● Problem statement: Please copy every line of the records below that holds the word "posting".

[Entries provided start]

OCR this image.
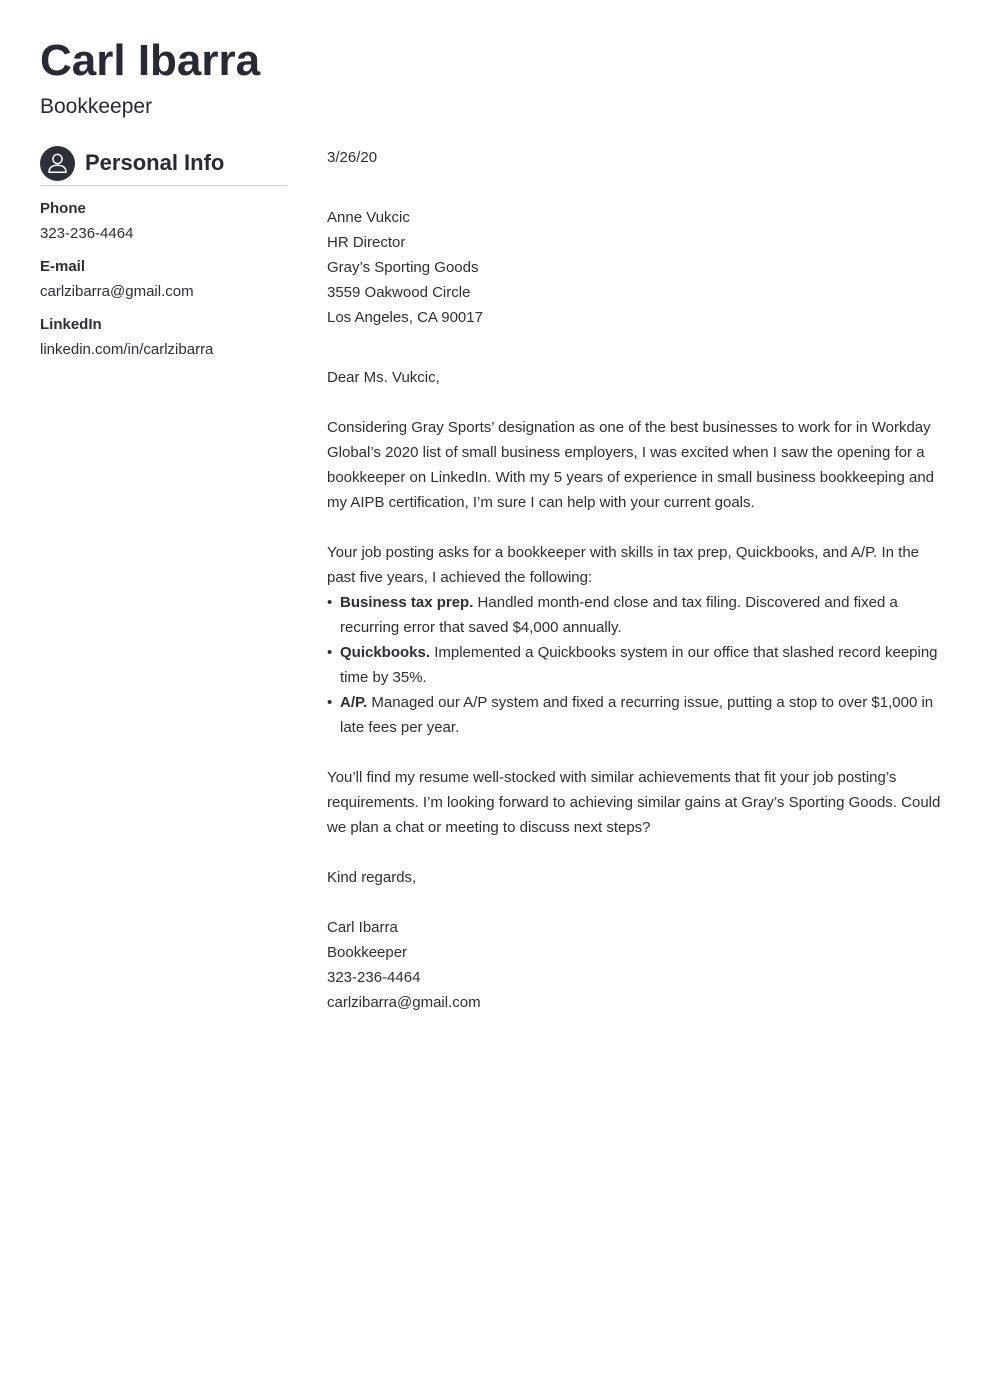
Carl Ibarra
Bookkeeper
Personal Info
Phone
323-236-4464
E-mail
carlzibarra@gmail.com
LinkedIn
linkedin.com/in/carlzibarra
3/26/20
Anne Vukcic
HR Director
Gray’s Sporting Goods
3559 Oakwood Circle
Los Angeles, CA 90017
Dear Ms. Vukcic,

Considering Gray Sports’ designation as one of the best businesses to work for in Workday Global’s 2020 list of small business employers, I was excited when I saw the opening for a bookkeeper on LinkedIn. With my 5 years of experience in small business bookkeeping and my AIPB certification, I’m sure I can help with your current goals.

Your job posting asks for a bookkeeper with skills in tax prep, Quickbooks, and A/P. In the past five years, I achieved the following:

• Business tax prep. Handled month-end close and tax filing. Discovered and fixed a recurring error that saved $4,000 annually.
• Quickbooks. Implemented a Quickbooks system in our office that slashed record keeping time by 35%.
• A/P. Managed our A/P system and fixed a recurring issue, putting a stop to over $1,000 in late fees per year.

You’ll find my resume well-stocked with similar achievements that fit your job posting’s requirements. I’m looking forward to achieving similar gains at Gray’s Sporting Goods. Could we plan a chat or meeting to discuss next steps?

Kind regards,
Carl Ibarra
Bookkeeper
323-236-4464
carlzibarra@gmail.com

[Entries provided end]
[Entries provided start]

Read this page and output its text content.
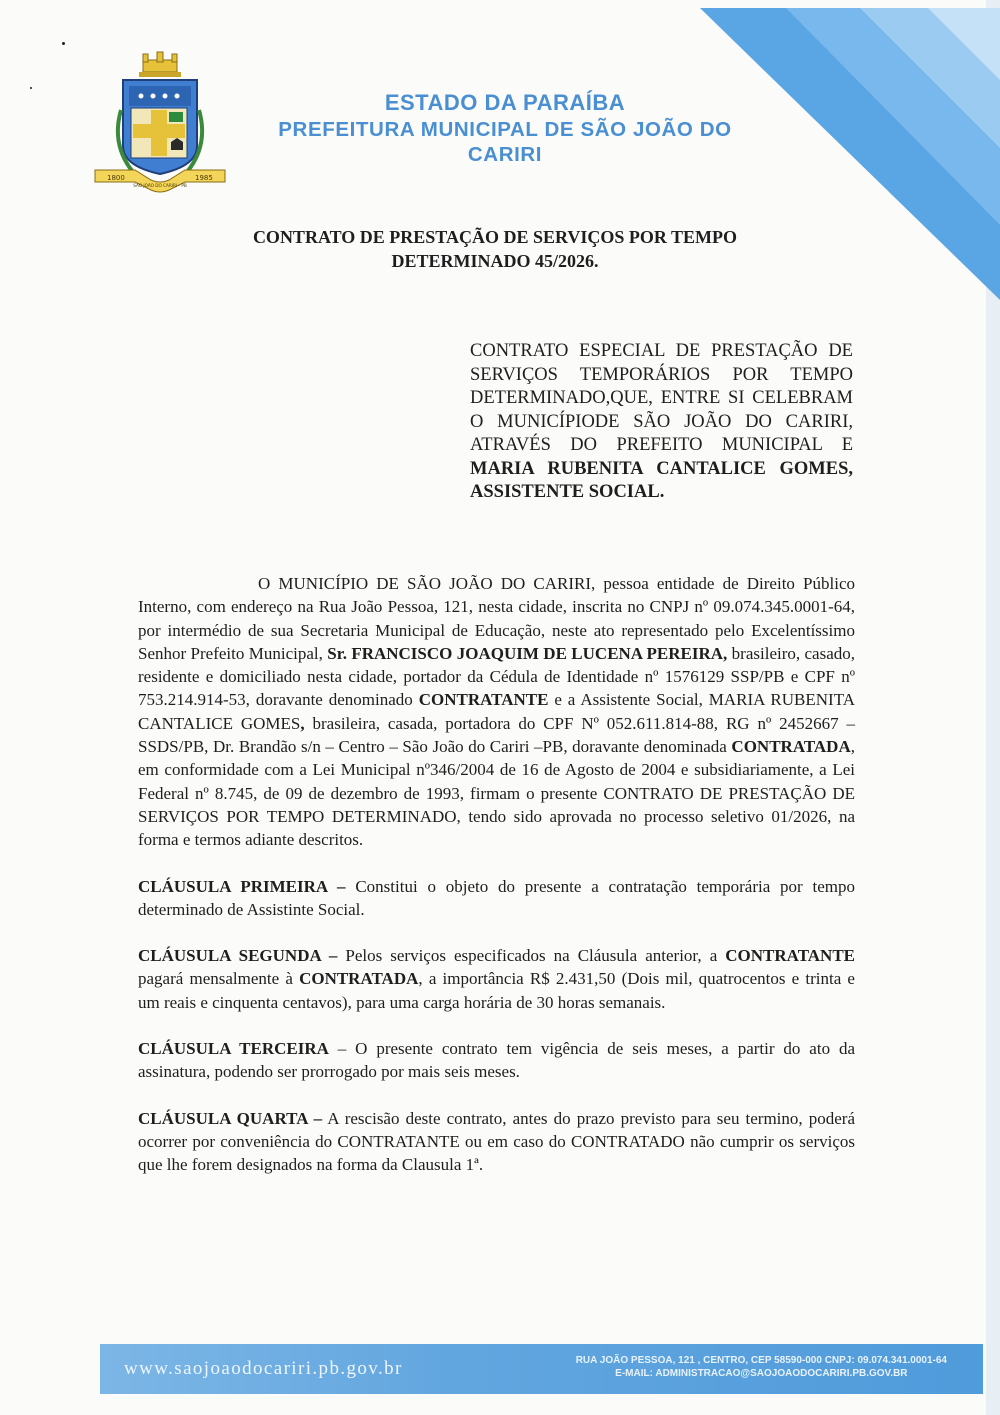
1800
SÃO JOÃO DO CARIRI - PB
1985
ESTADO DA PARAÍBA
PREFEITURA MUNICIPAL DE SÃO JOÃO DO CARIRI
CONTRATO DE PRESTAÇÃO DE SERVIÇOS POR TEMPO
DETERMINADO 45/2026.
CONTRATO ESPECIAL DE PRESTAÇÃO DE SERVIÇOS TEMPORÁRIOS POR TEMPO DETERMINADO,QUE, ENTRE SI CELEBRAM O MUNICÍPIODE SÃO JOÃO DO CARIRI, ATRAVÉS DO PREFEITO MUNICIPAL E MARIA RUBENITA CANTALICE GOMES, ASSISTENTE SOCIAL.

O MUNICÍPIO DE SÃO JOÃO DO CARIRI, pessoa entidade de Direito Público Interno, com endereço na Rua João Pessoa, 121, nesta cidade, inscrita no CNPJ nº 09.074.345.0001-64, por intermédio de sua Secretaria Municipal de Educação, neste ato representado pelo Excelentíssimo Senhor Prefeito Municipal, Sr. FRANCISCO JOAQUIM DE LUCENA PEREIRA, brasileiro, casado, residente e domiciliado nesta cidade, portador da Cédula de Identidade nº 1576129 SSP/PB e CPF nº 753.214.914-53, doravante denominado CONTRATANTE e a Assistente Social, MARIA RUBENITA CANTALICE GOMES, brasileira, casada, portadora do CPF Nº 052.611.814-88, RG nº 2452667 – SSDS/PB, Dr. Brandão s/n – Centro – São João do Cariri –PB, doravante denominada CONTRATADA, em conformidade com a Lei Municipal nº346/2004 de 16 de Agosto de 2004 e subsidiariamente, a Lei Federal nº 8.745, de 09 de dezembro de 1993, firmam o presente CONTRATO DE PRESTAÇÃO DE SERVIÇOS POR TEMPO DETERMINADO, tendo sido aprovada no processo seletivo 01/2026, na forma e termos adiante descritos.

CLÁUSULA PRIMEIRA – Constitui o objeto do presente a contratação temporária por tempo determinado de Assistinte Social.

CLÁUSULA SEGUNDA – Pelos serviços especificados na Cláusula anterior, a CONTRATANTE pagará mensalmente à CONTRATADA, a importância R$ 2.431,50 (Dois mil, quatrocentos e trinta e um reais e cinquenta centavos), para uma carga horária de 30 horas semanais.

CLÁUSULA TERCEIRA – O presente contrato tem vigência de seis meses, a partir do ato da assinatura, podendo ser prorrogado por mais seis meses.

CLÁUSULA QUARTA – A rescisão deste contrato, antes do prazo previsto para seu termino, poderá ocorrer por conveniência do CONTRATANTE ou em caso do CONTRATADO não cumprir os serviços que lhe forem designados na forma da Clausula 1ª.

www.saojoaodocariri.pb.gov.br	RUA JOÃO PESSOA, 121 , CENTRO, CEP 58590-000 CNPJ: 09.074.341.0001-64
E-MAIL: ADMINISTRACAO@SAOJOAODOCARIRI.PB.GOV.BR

[Entries provided end]
[Entries provided start]

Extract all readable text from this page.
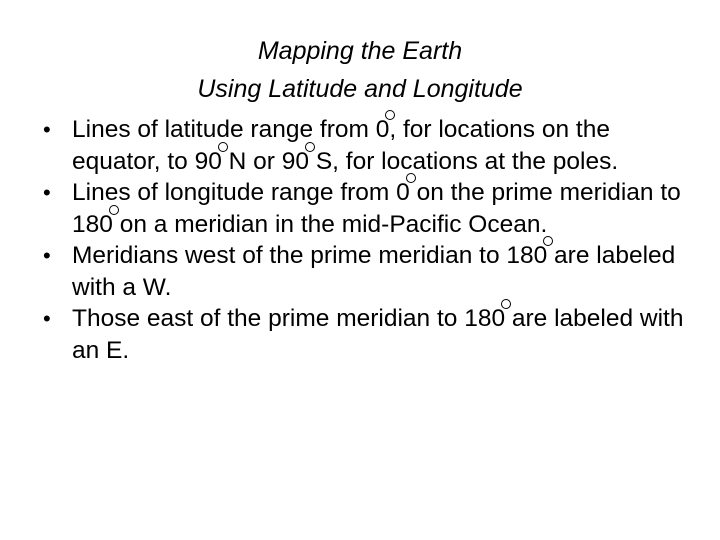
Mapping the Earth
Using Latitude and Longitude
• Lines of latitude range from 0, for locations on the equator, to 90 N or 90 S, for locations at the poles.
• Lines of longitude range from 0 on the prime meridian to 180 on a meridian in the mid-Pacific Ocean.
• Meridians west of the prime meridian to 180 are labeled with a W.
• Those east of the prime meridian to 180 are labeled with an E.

[Entries provided end]

● Problem solution:
Your job posting asks for a bookkeeper with skills in tax prep, Quickbooks, and A/P. In the past five years, I achieved the following:
You’ll find my resume well-stocked with similar achievements that fit your job posting’s requirements. I’m looking forward to achieving similar gains at Gray’s Sporting Goods. Could we plan a chat or meeting to discuss next steps?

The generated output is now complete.